Records from a data source
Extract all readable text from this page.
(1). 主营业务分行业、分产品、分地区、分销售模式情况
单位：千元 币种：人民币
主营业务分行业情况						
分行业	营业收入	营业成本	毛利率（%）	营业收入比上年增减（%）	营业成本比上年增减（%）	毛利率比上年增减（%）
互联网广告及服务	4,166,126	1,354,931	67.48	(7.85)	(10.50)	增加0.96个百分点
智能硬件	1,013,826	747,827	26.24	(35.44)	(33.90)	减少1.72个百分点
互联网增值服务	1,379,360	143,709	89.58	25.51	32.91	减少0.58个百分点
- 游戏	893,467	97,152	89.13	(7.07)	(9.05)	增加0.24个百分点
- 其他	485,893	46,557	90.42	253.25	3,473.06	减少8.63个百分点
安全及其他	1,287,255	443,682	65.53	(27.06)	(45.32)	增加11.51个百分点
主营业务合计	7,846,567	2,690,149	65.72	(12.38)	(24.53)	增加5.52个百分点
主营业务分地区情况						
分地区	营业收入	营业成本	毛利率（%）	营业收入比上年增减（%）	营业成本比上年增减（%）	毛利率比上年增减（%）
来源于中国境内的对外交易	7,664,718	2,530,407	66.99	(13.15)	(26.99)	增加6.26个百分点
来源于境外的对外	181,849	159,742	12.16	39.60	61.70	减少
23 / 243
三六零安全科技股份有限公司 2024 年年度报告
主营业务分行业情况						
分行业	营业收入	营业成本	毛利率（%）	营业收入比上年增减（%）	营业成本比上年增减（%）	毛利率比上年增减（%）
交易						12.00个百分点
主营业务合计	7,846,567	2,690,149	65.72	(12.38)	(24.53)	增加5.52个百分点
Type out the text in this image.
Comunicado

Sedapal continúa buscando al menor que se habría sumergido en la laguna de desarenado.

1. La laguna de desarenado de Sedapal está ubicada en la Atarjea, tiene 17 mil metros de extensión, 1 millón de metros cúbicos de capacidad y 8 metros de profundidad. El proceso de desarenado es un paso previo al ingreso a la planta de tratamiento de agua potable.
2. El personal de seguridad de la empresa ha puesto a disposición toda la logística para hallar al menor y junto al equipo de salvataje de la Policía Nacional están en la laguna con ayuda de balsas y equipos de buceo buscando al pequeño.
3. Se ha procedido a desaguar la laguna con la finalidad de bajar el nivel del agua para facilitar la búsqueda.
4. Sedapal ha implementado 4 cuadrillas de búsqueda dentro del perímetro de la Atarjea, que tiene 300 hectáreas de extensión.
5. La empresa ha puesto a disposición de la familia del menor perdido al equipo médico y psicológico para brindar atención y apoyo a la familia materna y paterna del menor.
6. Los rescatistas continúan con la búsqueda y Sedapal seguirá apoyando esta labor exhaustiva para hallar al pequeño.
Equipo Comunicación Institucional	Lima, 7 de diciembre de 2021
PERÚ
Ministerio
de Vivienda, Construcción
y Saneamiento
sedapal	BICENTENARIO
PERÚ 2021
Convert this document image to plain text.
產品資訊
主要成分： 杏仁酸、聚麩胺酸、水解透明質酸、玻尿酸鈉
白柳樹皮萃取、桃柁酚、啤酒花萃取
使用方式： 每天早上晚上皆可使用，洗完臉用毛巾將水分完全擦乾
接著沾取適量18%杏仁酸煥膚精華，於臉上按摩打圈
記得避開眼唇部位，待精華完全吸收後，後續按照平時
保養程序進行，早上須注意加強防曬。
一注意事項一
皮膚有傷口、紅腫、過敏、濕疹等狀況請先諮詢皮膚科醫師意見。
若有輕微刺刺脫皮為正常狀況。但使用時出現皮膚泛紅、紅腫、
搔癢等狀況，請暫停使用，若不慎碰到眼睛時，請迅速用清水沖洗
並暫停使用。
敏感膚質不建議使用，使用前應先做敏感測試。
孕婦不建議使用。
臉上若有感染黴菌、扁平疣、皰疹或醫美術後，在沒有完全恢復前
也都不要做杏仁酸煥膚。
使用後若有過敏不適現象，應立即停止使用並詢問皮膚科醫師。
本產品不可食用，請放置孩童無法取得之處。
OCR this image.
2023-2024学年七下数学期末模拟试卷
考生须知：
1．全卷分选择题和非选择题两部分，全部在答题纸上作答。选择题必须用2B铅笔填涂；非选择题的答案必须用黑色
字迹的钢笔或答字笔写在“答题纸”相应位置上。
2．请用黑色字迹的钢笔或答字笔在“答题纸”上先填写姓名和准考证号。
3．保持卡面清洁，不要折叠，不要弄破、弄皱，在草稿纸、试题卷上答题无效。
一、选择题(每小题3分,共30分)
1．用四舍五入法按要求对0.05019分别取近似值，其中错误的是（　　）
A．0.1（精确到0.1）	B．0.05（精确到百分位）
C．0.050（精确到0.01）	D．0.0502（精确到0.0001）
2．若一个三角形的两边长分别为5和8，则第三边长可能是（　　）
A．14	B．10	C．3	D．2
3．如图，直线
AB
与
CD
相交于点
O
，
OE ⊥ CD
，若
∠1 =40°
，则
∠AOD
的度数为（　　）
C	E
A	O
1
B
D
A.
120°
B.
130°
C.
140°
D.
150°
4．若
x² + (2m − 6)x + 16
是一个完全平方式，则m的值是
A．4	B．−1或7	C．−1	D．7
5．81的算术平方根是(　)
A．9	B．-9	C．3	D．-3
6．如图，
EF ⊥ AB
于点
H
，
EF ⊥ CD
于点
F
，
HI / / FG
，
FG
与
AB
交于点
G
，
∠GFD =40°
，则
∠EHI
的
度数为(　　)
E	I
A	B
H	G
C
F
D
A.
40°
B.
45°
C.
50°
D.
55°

Problem to solve
Produce an exact copy of the lines from the one containing "OCR this image." through the last line, and of nothing else.

Written answer
OCR this image.
2023-2024学年七下数学期末模拟试卷
考生须知：
1．全卷分选择题和非选择题两部分，全部在答题纸上作答。选择题必须用2B铅笔填涂；非选择题的答案必须用黑色
字迹的钢笔或答字笔写在“答题纸”相应位置上。
2．请用黑色字迹的钢笔或答字笔在“答题纸”上先填写姓名和准考证号。
3．保持卡面清洁，不要折叠，不要弄破、弄皱，在草稿纸、试题卷上答题无效。
一、选择题(每小题3分,共30分)
1．用四舍五入法按要求对0.05019分别取近似值，其中错误的是（　　）
A．0.1（精确到0.1）	B．0.05（精确到百分位）
C．0.050（精确到0.01）	D．0.0502（精确到0.0001）
2．若一个三角形的两边长分别为5和8，则第三边长可能是（　　）
A．14	B．10	C．3	D．2
3．如图，直线
AB
与
CD
相交于点
O
，
OE ⊥ CD
，若
∠1 =40°
，则
∠AOD
的度数为（　　）
C	E
A	O
1
B
D
A.
120°
B.
130°
C.
140°
D.
150°
4．若
x² + (2m − 6)x + 16
是一个完全平方式，则m的值是
A．4	B．−1或7	C．−1	D．7
5．81的算术平方根是(　)
A．9	B．-9	C．3	D．-3
6．如图，
EF ⊥ AB
于点
H
，
EF ⊥ CD
于点
F
，
HI / / FG
，
FG
与
AB
交于点
G
，
∠GFD =40°
，则
∠EHI
的
度数为(　　)
E	I
A	B
H	G
C
F
D
A.
40°
B.
45°
C.
50°
D.
55°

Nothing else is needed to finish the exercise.